--- begin Input material ---

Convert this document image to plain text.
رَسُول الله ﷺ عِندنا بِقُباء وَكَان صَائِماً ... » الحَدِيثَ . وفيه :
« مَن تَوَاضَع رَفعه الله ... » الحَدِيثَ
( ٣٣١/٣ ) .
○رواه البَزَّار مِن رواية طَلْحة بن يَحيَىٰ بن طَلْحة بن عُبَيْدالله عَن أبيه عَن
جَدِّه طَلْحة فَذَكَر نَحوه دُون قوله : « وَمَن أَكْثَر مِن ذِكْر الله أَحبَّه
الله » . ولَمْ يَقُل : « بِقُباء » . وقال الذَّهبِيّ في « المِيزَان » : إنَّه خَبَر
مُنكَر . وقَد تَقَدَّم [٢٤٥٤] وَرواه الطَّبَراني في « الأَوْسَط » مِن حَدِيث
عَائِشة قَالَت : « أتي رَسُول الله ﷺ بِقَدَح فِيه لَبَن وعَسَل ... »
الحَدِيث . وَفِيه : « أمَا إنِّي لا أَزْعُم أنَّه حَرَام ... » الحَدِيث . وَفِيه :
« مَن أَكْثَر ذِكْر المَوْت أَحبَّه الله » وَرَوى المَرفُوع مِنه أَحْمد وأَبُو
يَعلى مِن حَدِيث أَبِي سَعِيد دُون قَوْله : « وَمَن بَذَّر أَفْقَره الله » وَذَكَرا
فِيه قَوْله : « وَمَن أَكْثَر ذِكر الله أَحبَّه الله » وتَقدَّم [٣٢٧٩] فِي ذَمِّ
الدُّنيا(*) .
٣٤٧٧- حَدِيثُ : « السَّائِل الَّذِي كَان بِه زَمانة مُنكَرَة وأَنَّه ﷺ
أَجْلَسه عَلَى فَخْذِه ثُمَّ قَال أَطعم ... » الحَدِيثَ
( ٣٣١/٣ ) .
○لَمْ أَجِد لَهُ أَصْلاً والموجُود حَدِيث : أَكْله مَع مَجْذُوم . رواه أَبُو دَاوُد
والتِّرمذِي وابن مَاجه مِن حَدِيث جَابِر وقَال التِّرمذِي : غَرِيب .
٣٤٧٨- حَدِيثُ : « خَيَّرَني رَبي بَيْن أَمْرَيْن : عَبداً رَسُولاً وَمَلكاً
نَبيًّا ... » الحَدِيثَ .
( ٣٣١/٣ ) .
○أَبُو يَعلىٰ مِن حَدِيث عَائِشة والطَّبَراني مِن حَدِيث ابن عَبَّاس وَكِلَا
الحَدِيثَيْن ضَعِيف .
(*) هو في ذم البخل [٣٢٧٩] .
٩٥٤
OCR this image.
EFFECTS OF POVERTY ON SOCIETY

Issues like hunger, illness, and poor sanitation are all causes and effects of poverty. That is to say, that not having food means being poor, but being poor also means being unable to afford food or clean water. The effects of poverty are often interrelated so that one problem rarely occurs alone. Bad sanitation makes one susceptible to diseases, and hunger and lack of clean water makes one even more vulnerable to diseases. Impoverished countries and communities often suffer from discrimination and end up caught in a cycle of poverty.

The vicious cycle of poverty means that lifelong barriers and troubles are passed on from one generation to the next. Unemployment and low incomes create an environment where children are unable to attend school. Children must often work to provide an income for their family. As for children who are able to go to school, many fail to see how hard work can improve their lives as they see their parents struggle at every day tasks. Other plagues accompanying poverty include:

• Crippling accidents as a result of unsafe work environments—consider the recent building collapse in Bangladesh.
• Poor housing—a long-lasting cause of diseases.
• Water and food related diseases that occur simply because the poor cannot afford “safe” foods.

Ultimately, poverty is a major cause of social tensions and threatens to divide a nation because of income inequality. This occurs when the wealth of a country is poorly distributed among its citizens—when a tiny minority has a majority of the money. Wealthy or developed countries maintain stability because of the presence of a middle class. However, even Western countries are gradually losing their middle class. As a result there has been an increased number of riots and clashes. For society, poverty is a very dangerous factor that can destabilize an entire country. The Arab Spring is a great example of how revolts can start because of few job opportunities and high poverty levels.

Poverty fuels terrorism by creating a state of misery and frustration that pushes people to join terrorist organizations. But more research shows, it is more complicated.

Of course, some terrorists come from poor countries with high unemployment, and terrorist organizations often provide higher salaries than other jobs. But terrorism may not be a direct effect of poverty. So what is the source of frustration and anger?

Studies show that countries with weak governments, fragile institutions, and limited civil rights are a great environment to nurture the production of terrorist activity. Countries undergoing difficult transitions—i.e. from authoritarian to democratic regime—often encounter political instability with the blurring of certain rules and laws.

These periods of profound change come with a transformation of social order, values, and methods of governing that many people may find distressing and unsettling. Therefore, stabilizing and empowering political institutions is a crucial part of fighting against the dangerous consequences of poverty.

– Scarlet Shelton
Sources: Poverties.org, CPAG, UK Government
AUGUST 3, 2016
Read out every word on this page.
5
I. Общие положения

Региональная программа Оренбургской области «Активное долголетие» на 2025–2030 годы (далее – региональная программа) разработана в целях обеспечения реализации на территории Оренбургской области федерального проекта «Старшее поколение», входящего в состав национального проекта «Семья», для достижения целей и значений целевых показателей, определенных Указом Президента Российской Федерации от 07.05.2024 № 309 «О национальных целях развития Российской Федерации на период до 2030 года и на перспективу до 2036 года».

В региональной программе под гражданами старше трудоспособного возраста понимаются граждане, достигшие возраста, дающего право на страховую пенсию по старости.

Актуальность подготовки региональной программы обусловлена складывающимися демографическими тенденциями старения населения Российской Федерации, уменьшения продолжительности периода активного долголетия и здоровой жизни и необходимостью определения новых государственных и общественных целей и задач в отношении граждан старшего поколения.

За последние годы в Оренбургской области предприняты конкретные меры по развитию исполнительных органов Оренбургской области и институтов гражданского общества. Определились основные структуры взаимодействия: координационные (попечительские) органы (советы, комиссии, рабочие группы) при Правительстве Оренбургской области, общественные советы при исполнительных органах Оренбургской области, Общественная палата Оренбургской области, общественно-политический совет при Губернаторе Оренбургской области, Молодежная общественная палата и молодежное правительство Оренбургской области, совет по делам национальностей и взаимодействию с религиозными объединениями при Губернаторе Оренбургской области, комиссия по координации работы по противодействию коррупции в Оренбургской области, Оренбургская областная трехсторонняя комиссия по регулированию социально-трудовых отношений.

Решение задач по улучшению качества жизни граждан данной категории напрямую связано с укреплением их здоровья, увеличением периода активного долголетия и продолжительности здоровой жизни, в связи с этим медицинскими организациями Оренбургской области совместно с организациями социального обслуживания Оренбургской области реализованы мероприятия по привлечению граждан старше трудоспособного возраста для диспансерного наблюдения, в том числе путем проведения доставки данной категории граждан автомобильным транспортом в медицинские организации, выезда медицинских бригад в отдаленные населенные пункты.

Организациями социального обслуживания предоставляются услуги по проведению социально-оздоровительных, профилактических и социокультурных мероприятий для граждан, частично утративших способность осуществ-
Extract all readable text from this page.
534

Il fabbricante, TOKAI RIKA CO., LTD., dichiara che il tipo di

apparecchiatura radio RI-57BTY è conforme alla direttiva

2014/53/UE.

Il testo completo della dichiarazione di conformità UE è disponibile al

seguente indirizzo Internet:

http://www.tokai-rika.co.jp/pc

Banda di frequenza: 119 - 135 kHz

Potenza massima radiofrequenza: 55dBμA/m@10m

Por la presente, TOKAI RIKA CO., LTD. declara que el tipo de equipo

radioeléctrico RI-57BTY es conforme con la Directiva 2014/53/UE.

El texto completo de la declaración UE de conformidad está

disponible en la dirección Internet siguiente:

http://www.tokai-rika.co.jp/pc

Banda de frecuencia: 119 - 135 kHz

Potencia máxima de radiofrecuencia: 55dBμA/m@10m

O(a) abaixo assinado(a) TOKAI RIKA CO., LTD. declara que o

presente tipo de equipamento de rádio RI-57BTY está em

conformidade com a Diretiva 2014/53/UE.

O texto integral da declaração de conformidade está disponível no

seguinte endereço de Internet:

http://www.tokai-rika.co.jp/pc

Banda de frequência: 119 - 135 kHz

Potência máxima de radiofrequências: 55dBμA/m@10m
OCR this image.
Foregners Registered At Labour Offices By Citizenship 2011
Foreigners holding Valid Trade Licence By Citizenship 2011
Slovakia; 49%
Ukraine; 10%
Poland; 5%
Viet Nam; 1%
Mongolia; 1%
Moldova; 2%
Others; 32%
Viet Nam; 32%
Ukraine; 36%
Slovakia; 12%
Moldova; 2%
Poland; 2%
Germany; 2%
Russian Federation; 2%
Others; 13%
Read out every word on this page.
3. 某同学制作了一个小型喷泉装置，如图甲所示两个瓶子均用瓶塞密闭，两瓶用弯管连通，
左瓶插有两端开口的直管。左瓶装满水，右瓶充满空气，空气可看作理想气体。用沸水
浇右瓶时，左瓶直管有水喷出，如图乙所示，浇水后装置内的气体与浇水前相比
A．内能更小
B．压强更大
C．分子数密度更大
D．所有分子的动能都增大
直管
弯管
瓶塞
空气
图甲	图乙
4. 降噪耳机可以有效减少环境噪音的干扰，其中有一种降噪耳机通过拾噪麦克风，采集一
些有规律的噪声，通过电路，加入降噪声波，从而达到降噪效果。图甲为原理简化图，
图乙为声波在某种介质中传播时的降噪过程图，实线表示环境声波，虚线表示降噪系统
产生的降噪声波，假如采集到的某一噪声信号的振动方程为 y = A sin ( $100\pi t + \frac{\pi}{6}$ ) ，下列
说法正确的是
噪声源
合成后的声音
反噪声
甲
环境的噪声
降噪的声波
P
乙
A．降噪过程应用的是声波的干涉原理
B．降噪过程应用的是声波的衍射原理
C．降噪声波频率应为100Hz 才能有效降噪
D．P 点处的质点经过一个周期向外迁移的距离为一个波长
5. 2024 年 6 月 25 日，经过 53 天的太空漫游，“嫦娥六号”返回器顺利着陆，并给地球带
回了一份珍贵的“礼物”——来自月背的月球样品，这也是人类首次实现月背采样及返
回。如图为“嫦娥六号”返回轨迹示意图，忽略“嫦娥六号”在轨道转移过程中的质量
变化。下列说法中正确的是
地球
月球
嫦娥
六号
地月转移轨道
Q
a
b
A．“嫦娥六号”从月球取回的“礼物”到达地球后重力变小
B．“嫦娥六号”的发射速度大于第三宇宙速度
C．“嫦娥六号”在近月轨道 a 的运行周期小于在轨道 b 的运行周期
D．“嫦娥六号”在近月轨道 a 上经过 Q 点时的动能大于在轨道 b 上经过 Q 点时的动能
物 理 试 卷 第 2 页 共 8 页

--- end Input material ---

= What you are asked to do =
Find how many lines in the listing contain the word "because" and give that count alone.

= Complete answer =
2